begin

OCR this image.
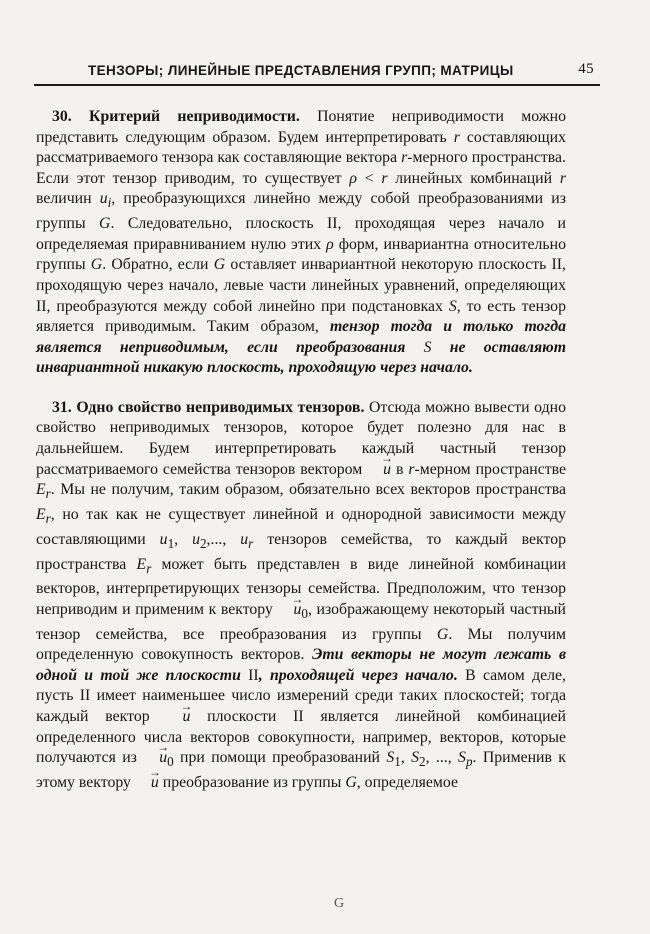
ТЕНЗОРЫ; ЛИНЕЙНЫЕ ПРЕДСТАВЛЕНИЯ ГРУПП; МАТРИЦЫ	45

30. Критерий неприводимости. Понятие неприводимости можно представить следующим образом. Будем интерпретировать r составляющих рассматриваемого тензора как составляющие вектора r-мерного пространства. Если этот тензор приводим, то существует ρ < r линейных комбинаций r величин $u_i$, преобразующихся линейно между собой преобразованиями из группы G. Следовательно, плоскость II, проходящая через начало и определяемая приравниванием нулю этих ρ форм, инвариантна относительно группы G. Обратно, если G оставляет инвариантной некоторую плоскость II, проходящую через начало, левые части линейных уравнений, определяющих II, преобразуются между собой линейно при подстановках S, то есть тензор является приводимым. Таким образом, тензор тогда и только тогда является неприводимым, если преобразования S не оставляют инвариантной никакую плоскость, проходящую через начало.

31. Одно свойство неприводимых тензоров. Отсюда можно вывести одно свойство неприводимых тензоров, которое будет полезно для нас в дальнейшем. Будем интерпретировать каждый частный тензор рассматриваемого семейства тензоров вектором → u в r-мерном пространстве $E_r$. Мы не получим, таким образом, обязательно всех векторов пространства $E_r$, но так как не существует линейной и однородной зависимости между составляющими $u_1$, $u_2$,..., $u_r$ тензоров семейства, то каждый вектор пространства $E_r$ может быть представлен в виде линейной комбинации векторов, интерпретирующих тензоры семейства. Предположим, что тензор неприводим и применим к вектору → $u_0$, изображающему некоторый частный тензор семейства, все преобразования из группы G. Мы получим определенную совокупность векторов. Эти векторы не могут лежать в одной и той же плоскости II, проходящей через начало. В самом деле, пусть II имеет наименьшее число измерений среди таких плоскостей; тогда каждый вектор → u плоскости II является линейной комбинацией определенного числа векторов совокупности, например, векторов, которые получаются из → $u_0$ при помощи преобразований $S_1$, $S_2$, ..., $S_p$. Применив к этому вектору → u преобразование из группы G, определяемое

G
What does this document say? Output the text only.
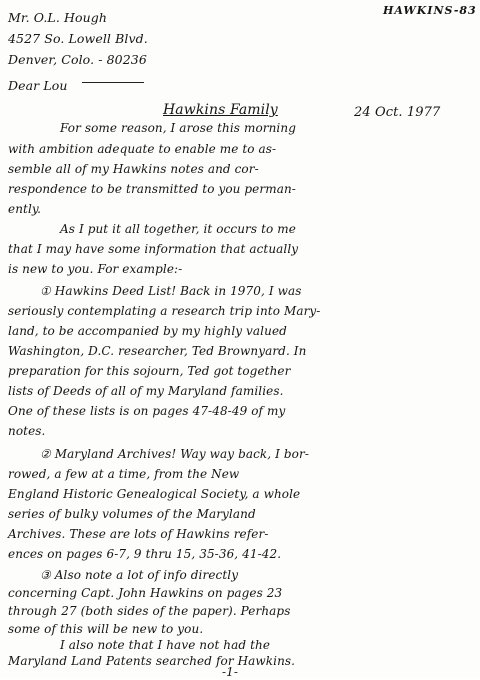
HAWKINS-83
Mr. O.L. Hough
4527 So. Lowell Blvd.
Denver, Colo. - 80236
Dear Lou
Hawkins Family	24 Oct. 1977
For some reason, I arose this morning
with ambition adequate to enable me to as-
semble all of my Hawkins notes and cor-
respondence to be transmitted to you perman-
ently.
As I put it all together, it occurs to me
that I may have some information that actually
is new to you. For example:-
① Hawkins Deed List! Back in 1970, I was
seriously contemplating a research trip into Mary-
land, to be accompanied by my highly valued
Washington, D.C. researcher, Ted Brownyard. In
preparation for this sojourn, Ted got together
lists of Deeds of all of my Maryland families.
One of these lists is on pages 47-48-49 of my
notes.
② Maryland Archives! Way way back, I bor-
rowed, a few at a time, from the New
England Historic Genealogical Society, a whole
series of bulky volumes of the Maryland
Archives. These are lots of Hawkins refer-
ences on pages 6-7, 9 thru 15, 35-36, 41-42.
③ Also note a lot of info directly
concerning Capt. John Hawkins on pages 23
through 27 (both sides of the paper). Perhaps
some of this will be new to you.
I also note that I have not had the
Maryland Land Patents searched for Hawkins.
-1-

end

* _Your goal_: Retype exactly, and only, the lines from the one containing "What does this" through the end of the material, leaving aside every picture.

* _Answer below_:
What does this document say? Output the text only.
HAWKINS-83
Mr. O.L. Hough
4527 So. Lowell Blvd.
Denver, Colo. - 80236
Dear Lou
Hawkins Family	24 Oct. 1977
For some reason, I arose this morning
with ambition adequate to enable me to as-
semble all of my Hawkins notes and cor-
respondence to be transmitted to you perman-
ently.
As I put it all together, it occurs to me
that I may have some information that actually
is new to you. For example:-
① Hawkins Deed List! Back in 1970, I was
seriously contemplating a research trip into Mary-
land, to be accompanied by my highly valued
Washington, D.C. researcher, Ted Brownyard. In
preparation for this sojourn, Ted got together
lists of Deeds of all of my Maryland families.
One of these lists is on pages 47-48-49 of my
notes.
② Maryland Archives! Way way back, I bor-
rowed, a few at a time, from the New
England Historic Genealogical Society, a whole
series of bulky volumes of the Maryland
Archives. These are lots of Hawkins refer-
ences on pages 6-7, 9 thru 15, 35-36, 41-42.
③ Also note a lot of info directly
concerning Capt. John Hawkins on pages 23
through 27 (both sides of the paper). Perhaps
some of this will be new to you.
I also note that I have not had the
Maryland Land Patents searched for Hawkins.
-1-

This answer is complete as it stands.